-- Texto fuente --

┌──

ECHENOZ
Los diez últimos años de un autor del que casi nada se conoce,
salvo su música, son el pretexto para un conciso estudio sobre la soledad.
› Por Diego Fischerman
Ravel
Jean Echenoz
Anagrama
128 páginas
Si Ravel no hablara de un músico del que casi nada se conoce, salvo su música, es posible que no tuviera mayor interés. Si a partir de allí no construyera un relato autónomo, hasta cierto punto independiente de su posible veracidad, tampoco. Es decir, se lee Ravel porque crea la ilusión de iluminar una vida casi secreta. Porque parece adentrarse en ese personaje donde lo público –reuniones frívolas, amistades de ocasión, prurito en los detalles nimios– nada dice de lo privado: del pensamiento de quien estuvo en la cresta de la modernidad de comienzos del siglo pasado. Y se lee Ravel porque cuando cuenta sus infructuosos ritos para dormirse no está contando una anécdota tan dudosa como cualquier otra sino porque está hablando de la soledad de un hombre que podría no ser Ravel.
Jean Echenoz, autor de alguna novela excelente (Cherokee) y de algún divertimento ingenioso (Rubias peligrosas), transita en esta pequeña aventura semibiográfica por un género nuevo, distinto de la novela, de la biografía y de la biografía novelada, que encuentra sus mejores virtudes precisamente en esa falta de pertenencia. El detalle en la reconstrucción, el afán por enumerar detalles –la marca de los motores del barco donde Ravel viaja a los Estados Unidos, su velocidad, la capacidad de cada cubierta, los modelos de automóviles–, la profusión de nombres propios, que se sentirían como un lastre en una novela, en esta especie de historia cultural fuertemente narrativa no sólo no molestan sino que construyen el marco necesario para la vida de alguien cuya máxima preocupación declarada parece haber tenido que ver con la manera en que las medias debían combinar con el pañuelo.

└──

-- Registros proporcionados --
┌──

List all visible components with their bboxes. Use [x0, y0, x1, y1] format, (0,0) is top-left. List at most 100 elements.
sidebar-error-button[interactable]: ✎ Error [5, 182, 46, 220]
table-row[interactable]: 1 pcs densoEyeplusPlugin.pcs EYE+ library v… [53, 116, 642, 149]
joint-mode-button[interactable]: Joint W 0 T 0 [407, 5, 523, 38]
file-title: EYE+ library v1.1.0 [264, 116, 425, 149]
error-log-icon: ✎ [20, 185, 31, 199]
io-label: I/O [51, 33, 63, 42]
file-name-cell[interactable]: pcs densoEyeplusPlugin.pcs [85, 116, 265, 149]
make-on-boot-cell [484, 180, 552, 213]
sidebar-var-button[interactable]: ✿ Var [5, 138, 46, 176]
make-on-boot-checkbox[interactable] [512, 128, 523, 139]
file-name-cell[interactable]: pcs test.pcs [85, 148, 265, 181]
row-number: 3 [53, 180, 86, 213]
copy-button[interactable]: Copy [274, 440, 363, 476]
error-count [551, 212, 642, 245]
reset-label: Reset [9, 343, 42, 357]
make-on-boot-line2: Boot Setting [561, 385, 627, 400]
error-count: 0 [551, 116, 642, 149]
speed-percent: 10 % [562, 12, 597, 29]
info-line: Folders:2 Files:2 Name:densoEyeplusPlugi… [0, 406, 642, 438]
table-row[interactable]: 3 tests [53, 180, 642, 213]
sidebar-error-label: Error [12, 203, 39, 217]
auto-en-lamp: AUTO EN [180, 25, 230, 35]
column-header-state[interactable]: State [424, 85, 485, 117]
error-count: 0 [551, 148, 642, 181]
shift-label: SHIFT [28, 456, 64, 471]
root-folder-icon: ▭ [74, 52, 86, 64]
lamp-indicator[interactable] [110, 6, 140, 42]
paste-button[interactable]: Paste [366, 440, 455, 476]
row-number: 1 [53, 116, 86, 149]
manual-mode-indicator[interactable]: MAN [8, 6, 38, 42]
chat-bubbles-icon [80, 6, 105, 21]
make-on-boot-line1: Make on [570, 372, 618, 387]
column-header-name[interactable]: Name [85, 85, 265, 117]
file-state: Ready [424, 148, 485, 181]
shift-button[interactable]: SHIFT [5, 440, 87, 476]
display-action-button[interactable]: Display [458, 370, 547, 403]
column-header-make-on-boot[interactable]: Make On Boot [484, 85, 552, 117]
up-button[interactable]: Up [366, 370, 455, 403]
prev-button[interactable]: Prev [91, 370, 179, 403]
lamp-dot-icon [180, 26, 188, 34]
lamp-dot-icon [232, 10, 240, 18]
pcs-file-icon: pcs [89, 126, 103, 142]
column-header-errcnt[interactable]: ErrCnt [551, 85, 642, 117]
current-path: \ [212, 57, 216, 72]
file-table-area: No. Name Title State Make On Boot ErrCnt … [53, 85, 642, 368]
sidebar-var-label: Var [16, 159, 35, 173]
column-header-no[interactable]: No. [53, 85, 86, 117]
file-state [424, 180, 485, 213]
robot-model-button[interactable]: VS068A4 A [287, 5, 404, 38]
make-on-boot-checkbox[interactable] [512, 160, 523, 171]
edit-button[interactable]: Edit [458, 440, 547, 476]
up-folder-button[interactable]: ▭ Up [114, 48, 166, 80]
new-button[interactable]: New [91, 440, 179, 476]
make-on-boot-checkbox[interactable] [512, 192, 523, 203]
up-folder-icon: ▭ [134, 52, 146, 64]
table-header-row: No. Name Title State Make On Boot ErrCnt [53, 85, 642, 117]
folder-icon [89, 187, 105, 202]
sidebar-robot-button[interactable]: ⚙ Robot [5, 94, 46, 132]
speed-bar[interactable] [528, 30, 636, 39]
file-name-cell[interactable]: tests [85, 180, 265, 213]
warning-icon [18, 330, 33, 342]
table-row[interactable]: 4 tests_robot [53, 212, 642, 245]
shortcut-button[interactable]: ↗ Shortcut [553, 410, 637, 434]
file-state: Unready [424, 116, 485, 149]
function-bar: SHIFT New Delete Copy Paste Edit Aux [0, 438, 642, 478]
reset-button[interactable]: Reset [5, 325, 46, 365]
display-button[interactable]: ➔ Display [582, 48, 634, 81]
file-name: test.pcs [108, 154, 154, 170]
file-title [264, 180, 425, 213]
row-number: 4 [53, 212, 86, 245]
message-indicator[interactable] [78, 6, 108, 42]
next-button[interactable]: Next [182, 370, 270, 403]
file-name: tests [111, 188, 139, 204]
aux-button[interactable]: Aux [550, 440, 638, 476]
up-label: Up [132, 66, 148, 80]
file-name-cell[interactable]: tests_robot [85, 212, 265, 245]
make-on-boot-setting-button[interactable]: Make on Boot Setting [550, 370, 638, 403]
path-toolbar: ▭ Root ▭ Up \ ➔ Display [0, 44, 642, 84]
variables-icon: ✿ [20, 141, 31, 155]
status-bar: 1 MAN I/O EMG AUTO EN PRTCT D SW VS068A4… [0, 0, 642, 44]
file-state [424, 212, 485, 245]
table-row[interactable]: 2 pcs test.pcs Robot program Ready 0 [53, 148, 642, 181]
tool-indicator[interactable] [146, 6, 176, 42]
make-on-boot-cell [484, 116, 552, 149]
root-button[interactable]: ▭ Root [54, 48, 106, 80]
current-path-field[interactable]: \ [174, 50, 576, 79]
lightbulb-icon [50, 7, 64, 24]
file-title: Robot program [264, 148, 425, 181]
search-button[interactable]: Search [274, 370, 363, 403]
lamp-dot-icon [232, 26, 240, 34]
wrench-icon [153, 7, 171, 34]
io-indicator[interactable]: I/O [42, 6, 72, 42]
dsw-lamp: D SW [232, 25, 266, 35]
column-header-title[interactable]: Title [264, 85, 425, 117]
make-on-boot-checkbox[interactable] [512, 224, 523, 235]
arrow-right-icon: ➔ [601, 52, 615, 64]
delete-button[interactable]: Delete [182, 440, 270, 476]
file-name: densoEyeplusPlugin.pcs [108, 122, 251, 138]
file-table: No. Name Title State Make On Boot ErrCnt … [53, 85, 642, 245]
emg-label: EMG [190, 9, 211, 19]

└──

-- Tareas del ejercicio --
1. Resuma la reseña en dos oraciones.
2. Reproduzca el fragmento de la reseña que empieza con "Jean Echenoz, autor" y continúa hasta "con el pañuelo.".
3. ¿Qué novela de Jean Echenoz califica de excelente la reseña?

-- Resultados obtenidos --
1. La reseña sostiene que Ravel, de Jean Echenoz, se lee porque crea la ilusión de iluminar la vida casi secreta de un músico del que casi nada se conoce salvo su música, y porque habla de la soledad de un hombre. En este libro Echenoz transita por un género nuevo, distinto de la novela, de la biografía y de la biografía novelada, en el que la profusión de detalles y nombres propios construye el marco necesario para esa vida.

2.
Jean Echenoz, autor de alguna novela excelente (Cherokee) y de algún divertimento ingenioso (Rubias peligrosas), transita en esta pequeña aventura semibiográfica por un género nuevo, distinto de la novela, de la biografía y de la biografía novelada, que encuentra sus mejores virtudes precisamente en esa falta de pertenencia. El detalle en la reconstrucción, el afán por enumerar detalles –la marca de los motores del barco donde Ravel viaja a los Estados Unidos, su velocidad, la capacidad de cada cubierta, los modelos de automóviles–, la profusión de nombres propios, que se sentirían como un lastre en una novela, en esta especie de historia cultural fuertemente narrativa no sólo no molestan sino que construyen el marco necesario para la vida de alguien cuya máxima preocupación declarada parece haber tenido que ver con la manera en que las medias debían combinar con el pañuelo.

3. Cherokee.